BEGIN Records for this exercise

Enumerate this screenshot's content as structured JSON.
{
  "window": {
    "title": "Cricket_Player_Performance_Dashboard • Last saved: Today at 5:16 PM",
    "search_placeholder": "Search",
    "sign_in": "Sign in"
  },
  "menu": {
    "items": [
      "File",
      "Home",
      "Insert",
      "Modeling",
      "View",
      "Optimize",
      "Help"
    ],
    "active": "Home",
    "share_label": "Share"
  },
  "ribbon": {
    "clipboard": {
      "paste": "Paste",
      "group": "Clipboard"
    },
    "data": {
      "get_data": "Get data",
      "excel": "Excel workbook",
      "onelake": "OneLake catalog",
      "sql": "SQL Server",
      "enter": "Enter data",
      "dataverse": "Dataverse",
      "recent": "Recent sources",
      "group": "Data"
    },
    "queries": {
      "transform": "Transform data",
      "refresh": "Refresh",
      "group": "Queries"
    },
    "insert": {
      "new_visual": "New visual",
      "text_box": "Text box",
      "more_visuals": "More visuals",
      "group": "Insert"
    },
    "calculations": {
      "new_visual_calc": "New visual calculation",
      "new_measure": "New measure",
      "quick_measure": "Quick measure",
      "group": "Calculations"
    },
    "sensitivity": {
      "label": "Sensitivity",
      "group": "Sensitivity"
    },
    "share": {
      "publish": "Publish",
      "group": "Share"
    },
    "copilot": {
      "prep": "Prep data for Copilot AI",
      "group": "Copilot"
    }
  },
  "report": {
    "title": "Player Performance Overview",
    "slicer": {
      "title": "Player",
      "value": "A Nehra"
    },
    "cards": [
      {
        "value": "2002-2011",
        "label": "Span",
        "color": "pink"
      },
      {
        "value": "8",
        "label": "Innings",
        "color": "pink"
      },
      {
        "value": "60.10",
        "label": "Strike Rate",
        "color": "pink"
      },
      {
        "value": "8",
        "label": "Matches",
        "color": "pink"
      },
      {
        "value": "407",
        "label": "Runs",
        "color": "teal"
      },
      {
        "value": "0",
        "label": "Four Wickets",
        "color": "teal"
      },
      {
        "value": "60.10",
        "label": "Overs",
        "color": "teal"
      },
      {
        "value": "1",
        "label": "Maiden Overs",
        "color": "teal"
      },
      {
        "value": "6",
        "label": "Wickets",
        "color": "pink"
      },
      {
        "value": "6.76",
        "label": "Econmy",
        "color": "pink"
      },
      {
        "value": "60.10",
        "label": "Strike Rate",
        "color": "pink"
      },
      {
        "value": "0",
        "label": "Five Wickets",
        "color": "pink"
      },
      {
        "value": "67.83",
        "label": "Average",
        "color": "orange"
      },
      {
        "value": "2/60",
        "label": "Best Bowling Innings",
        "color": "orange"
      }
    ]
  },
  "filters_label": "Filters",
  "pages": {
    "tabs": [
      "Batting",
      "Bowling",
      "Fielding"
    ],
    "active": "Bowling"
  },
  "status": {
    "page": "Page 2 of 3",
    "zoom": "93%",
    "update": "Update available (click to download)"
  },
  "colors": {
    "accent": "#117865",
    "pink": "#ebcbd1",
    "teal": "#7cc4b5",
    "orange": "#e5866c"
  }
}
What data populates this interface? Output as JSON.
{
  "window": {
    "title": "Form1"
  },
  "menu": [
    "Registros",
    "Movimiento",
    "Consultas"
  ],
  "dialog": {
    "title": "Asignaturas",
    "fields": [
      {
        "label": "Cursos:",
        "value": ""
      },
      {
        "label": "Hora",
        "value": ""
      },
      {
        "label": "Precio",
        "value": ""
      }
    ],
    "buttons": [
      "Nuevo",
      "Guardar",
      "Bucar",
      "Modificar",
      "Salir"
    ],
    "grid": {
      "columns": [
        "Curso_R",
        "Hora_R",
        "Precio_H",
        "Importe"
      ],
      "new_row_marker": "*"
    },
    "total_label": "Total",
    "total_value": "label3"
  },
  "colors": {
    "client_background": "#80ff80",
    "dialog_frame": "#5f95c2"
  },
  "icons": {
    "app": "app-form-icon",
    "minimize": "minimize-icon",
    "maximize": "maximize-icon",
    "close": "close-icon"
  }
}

END Records for this exercise

§ **Written task**:
Word for word, write out the data.

§ **Reply**:
Enumerate this screenshot's content as structured JSON.
{
  "window": {
    "title": "Cricket_Player_Performance_Dashboard • Last saved: Today at 5:16 PM",
    "search_placeholder": "Search",
    "sign_in": "Sign in"
  },
  "menu": {
    "items": [
      "File",
      "Home",
      "Insert",
      "Modeling",
      "View",
      "Optimize",
      "Help"
    ],
    "active": "Home",
    "share_label": "Share"
  },
  "ribbon": {
    "clipboard": {
      "paste": "Paste",
      "group": "Clipboard"
    },
    "data": {
      "get_data": "Get data",
      "excel": "Excel workbook",
      "onelake": "OneLake catalog",
      "sql": "SQL Server",
      "enter": "Enter data",
      "dataverse": "Dataverse",
      "recent": "Recent sources",
      "group": "Data"
    },
    "queries": {
      "transform": "Transform data",
      "refresh": "Refresh",
      "group": "Queries"
    },
    "insert": {
      "new_visual": "New visual",
      "text_box": "Text box",
      "more_visuals": "More visuals",
      "group": "Insert"
    },
    "calculations": {
      "new_visual_calc": "New visual calculation",
      "new_measure": "New measure",
      "quick_measure": "Quick measure",
      "group": "Calculations"
    },
    "sensitivity": {
      "label": "Sensitivity",
      "group": "Sensitivity"
    },
    "share": {
      "publish": "Publish",
      "group": "Share"
    },
    "copilot": {
      "prep": "Prep data for Copilot AI",
      "group": "Copilot"
    }
  },
  "report": {
    "title": "Player Performance Overview",
    "slicer": {
      "title": "Player",
      "value": "A Nehra"
    },
    "cards": [
      {
        "value": "2002-2011",
        "label": "Span",
        "color": "pink"
      },
      {
        "value": "8",
        "label": "Innings",
        "color": "pink"
      },
      {
        "value": "60.10",
        "label": "Strike Rate",
        "color": "pink"
      },
      {
        "value": "8",
        "label": "Matches",
        "color": "pink"
      },
      {
        "value": "407",
        "label": "Runs",
        "color": "teal"
      },
      {
        "value": "0",
        "label": "Four Wickets",
        "color": "teal"
      },
      {
        "value": "60.10",
        "label": "Overs",
        "color": "teal"
      },
      {
        "value": "1",
        "label": "Maiden Overs",
        "color": "teal"
      },
      {
        "value": "6",
        "label": "Wickets",
        "color": "pink"
      },
      {
        "value": "6.76",
        "label": "Econmy",
        "color": "pink"
      },
      {
        "value": "60.10",
        "label": "Strike Rate",
        "color": "pink"
      },
      {
        "value": "0",
        "label": "Five Wickets",
        "color": "pink"
      },
      {
        "value": "67.83",
        "label": "Average",
        "color": "orange"
      },
      {
        "value": "2/60",
        "label": "Best Bowling Innings",
        "color": "orange"
      }
    ]
  },
  "filters_label": "Filters",
  "pages": {
    "tabs": [
      "Batting",
      "Bowling",
      "Fielding"
    ],
    "active": "Bowling"
  },
  "status": {
    "page": "Page 2 of 3",
    "zoom": "93%",
    "update": "Update available (click to download)"
  },
  "colors": {
    "accent": "#117865",
    "pink": "#ebcbd1",
    "teal": "#7cc4b5",
    "orange": "#e5866c"
  }
}
What data populates this interface? Output as JSON.
{
  "window": {
    "title": "Form1"
  },
  "menu": [
    "Registros",
    "Movimiento",
    "Consultas"
  ],
  "dialog": {
    "title": "Asignaturas",
    "fields": [
      {
        "label": "Cursos:",
        "value": ""
      },
      {
        "label": "Hora",
        "value": ""
      },
      {
        "label": "Precio",
        "value": ""
      }
    ],
    "buttons": [
      "Nuevo",
      "Guardar",
      "Bucar",
      "Modificar",
      "Salir"
    ],
    "grid": {
      "columns": [
        "Curso_R",
        "Hora_R",
        "Precio_H",
        "Importe"
      ],
      "new_row_marker": "*"
    },
    "total_label": "Total",
    "total_value": "label3"
  },
  "colors": {
    "client_background": "#80ff80",
    "dialog_frame": "#5f95c2"
  },
  "icons": {
    "app": "app-form-icon",
    "minimize": "minimize-icon",
    "maximize": "maximize-icon",
    "close": "close-icon"
  }
}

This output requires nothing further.